* [What is required]
Comb through the entries for "местах" and pull out each line that holds it.

Stored dataset items:
⁂
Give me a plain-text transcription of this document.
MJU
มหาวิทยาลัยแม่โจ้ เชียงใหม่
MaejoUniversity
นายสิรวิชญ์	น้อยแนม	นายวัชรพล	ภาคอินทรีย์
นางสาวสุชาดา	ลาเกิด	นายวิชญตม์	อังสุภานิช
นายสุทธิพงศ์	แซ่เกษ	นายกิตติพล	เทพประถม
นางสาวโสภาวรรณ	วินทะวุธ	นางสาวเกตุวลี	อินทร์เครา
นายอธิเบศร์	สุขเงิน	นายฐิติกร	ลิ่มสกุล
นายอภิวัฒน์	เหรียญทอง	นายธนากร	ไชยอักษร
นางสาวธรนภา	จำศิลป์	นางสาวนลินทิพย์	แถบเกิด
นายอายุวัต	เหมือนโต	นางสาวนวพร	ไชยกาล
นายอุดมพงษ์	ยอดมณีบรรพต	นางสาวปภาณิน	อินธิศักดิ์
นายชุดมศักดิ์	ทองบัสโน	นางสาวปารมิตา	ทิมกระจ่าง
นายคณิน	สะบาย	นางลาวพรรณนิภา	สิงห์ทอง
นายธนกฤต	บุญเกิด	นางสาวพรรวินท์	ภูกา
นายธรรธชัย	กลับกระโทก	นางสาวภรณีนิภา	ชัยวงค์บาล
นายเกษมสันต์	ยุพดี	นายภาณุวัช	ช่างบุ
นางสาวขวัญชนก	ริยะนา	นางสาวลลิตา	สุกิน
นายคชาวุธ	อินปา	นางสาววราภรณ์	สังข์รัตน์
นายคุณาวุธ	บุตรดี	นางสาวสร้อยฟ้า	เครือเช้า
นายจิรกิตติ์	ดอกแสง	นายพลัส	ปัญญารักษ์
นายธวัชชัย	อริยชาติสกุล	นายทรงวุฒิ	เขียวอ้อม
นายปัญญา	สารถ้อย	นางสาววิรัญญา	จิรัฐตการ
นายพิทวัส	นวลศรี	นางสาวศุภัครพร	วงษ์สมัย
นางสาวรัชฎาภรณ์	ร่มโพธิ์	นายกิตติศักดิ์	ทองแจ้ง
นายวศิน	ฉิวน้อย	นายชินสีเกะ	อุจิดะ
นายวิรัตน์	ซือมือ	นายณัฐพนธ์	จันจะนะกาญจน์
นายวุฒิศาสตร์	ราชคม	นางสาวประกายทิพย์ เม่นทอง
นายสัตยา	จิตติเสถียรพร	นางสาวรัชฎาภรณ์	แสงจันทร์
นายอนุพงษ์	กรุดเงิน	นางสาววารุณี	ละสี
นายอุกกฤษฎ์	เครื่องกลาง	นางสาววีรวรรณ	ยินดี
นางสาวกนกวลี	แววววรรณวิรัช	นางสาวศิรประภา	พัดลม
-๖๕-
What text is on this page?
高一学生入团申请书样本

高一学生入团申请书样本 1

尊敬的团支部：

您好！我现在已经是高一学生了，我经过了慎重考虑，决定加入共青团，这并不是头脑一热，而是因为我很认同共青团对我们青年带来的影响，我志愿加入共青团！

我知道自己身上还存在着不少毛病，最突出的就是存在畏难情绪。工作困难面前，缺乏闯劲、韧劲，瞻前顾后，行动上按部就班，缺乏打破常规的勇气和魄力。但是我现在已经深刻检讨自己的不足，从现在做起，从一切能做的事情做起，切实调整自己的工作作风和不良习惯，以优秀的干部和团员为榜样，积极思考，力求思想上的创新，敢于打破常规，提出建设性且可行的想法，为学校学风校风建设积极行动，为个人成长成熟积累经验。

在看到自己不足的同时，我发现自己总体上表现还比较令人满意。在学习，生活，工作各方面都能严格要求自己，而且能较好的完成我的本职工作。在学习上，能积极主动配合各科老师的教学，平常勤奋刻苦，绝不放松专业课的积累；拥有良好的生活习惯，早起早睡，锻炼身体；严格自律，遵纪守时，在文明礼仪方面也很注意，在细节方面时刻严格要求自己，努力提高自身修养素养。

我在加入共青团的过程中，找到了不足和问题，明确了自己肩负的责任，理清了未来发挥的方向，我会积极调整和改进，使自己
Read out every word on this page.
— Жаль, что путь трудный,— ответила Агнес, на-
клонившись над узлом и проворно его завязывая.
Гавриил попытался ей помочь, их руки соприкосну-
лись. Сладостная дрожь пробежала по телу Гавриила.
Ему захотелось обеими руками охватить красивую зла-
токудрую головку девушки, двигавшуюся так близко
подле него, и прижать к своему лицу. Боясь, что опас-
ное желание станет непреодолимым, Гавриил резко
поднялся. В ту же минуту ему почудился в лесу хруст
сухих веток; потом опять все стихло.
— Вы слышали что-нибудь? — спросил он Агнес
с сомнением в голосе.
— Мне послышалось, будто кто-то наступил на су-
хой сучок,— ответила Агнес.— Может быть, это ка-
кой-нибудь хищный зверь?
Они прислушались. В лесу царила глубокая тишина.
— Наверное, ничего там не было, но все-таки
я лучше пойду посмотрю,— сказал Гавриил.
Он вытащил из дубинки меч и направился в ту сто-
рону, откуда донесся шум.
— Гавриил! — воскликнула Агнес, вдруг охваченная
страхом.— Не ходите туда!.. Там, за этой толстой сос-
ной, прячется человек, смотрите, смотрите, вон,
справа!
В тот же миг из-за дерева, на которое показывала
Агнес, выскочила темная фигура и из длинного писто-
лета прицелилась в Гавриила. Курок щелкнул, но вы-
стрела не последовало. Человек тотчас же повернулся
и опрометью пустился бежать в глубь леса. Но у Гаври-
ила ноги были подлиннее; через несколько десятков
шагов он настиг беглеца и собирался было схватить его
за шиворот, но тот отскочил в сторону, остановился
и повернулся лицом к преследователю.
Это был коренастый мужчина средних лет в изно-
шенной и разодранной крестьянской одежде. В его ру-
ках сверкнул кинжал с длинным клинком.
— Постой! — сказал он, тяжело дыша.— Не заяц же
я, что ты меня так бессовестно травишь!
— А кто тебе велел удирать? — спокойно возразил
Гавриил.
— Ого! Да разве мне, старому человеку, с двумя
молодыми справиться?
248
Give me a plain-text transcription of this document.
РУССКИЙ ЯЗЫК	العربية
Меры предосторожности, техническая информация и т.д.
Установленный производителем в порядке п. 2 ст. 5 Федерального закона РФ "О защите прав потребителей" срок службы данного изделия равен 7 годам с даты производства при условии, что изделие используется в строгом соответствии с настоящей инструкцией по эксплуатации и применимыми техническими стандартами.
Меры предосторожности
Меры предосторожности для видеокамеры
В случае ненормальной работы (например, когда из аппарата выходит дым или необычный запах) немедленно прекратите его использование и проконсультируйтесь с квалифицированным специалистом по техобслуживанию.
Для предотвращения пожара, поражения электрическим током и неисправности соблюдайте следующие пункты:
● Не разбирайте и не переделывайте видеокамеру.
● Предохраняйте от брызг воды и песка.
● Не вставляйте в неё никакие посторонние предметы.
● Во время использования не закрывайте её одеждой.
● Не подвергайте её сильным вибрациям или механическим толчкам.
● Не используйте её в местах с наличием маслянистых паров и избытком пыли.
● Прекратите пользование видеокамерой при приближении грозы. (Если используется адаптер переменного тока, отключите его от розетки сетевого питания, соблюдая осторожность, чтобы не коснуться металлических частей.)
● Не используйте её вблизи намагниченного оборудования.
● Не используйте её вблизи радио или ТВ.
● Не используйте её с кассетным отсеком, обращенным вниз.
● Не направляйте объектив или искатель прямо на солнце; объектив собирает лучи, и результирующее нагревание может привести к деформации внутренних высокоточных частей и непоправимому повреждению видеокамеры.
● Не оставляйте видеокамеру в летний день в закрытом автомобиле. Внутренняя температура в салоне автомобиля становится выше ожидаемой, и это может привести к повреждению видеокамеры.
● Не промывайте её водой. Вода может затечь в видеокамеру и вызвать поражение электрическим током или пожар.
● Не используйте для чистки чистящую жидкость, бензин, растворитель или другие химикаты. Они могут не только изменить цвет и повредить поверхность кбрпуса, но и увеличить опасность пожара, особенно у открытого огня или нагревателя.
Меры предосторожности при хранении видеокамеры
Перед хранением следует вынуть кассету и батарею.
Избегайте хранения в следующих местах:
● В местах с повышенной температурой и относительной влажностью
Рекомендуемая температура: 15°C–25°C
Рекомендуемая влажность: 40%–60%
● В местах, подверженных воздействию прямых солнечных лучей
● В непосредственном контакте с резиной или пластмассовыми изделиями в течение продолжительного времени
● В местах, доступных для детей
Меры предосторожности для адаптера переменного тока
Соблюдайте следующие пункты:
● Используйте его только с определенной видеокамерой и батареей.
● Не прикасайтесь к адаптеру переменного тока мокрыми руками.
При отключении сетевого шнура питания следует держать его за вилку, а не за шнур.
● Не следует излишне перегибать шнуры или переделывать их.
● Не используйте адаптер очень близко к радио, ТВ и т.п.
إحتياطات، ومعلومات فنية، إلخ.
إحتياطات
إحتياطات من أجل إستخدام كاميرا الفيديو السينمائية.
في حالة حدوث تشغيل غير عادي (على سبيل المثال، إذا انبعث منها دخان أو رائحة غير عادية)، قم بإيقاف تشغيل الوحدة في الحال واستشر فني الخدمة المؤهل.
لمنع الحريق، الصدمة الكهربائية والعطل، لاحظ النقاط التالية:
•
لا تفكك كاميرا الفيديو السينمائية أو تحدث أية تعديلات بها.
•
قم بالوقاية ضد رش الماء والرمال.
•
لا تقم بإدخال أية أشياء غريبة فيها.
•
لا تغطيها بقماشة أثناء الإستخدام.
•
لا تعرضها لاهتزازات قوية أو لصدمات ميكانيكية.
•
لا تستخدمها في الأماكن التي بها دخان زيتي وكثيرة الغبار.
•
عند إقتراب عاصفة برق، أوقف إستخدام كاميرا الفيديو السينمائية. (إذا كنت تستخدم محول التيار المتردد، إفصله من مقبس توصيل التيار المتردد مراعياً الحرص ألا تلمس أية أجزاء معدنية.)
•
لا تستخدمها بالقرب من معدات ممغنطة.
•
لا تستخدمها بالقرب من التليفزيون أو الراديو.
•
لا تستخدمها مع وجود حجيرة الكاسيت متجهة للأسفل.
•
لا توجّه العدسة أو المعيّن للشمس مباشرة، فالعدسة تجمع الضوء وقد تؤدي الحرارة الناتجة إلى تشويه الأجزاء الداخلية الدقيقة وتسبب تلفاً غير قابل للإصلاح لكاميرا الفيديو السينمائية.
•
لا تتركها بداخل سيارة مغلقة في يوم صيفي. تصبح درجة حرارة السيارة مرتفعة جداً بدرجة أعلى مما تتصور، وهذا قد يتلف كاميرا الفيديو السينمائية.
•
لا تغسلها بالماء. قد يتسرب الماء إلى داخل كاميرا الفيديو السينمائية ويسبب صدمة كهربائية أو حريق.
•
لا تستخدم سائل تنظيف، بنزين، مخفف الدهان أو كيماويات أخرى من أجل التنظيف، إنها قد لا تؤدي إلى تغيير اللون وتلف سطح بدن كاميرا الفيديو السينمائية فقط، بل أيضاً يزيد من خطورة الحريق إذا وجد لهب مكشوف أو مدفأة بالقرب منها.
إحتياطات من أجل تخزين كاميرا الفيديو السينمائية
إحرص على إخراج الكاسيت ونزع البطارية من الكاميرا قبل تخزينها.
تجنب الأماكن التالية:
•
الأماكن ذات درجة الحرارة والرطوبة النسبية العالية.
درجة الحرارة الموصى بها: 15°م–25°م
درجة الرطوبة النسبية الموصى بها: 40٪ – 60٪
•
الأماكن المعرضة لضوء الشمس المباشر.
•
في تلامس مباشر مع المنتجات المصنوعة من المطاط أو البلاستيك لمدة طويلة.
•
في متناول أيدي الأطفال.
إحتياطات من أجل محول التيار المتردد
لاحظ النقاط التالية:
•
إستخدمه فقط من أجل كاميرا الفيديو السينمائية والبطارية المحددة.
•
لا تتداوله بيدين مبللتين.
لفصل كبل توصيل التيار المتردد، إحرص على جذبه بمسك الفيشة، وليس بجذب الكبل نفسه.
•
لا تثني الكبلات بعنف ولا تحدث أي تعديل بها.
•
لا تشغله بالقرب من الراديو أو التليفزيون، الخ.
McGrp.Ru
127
⁂
* [Result below]
● Не используйте её в местах с наличием маслянистых паров и избытком пыли.
Избегайте хранения в следующих местах:
● В местах с повышенной температурой и относительной влажностью
● В местах, подверженных воздействию прямых солнечных лучей
● В местах, доступных для детей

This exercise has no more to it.